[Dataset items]
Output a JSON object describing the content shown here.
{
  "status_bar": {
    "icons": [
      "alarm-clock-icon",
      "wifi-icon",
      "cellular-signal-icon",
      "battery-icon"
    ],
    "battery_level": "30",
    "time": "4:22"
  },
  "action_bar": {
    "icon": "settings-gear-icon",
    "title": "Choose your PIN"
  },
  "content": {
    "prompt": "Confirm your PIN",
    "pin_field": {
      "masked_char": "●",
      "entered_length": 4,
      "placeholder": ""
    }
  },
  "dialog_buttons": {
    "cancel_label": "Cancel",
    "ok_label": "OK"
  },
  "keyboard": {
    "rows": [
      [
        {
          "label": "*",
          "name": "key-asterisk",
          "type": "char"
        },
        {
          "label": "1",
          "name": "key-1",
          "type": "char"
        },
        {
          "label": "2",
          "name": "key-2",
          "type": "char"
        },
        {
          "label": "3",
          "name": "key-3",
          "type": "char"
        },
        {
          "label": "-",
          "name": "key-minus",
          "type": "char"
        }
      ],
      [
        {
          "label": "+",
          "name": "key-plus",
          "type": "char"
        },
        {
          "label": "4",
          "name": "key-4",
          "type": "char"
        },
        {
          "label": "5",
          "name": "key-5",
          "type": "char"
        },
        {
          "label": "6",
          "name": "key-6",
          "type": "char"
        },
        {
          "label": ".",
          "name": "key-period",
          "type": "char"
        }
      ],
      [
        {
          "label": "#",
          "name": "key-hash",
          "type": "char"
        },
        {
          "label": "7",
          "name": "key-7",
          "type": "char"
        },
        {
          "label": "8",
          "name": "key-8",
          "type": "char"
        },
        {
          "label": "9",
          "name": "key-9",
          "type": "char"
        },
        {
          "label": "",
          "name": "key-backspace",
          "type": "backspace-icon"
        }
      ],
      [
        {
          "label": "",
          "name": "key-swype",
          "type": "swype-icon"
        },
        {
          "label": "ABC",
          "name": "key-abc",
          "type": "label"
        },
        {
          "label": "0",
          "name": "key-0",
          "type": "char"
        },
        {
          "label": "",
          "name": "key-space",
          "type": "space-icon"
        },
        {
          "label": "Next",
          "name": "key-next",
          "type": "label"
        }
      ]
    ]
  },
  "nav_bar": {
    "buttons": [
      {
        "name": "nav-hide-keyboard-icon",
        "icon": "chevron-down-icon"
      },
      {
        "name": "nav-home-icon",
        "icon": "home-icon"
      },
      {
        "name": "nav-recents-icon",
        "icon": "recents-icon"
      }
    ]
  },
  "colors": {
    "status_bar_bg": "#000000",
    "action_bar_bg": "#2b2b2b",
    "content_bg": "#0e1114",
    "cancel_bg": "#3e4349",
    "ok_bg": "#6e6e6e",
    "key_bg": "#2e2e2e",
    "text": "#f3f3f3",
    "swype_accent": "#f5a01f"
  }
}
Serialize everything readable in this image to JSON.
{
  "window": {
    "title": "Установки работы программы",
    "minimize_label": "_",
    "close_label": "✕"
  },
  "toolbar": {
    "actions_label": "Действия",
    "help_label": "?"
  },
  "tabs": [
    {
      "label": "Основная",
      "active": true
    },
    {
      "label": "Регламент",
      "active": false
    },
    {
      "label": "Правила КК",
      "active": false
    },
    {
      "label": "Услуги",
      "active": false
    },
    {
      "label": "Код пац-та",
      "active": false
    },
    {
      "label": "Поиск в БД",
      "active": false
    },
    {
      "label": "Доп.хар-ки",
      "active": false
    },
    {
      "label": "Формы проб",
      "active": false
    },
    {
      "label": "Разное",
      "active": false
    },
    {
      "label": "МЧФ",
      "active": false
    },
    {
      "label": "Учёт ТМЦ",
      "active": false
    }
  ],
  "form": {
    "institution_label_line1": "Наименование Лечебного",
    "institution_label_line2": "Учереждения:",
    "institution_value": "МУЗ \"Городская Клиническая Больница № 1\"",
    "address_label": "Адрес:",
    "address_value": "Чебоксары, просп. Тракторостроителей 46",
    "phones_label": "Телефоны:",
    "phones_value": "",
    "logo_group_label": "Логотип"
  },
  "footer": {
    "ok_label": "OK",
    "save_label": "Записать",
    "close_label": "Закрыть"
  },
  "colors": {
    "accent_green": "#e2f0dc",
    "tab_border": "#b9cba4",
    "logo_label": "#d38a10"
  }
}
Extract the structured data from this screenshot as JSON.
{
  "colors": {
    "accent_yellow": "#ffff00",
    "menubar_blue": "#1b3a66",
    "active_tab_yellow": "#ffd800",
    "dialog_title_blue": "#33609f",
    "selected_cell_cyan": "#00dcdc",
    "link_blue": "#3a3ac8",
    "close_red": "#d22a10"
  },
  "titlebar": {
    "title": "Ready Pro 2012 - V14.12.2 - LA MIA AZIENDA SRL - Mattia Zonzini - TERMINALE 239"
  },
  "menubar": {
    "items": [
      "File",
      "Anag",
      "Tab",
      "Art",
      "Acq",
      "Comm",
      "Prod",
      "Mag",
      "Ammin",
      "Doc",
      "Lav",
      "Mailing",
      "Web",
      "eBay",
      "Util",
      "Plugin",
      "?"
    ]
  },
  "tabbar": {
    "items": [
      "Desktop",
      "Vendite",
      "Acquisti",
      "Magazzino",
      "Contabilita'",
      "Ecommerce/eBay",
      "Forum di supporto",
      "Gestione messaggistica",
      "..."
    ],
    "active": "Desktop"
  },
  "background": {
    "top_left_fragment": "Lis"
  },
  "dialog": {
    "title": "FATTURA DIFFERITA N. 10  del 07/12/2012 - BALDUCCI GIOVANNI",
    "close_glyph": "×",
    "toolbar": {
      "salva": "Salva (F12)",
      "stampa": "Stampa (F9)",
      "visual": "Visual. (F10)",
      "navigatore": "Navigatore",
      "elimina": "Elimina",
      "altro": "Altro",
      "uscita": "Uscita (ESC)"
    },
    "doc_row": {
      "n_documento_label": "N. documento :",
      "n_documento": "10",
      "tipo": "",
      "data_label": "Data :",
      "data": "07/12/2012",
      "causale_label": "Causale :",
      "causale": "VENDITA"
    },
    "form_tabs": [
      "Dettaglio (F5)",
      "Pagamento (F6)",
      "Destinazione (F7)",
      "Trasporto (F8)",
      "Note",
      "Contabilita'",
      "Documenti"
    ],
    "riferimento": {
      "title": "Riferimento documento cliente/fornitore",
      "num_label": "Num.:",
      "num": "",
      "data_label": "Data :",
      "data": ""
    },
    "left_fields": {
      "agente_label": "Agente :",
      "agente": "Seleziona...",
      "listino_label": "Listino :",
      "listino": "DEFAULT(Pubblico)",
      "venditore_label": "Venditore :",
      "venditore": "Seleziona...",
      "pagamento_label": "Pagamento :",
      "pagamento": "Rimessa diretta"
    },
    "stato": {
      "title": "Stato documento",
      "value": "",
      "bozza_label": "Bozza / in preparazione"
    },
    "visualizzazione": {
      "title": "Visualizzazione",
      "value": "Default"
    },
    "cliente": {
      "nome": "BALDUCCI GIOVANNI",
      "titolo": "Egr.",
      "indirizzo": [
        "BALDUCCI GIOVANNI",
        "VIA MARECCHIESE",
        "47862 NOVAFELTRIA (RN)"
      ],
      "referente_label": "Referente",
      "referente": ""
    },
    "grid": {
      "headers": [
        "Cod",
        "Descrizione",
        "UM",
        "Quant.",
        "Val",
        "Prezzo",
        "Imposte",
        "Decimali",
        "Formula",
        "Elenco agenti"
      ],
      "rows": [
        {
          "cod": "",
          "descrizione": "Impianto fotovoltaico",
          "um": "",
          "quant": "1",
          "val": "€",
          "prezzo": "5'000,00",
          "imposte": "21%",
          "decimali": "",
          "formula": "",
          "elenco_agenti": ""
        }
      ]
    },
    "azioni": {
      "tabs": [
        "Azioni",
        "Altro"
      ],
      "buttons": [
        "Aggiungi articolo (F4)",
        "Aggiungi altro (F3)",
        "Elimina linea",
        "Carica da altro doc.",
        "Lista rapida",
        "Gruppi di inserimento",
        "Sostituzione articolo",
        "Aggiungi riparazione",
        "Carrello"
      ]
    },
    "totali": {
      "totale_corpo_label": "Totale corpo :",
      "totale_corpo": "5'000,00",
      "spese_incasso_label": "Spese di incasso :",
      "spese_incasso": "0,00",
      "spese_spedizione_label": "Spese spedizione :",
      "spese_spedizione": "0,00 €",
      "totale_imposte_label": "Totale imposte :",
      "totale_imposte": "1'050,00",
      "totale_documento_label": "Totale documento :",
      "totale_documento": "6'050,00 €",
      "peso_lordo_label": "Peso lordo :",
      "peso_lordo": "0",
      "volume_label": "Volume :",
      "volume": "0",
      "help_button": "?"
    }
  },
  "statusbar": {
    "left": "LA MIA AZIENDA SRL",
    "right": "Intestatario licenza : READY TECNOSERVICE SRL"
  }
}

**STATED PROBLEM:**
Please list every line of the records that contains "cliente".

**OUTPUT BELOW:**
      "title": "Riferimento documento cliente/fornitore",
    "cliente": {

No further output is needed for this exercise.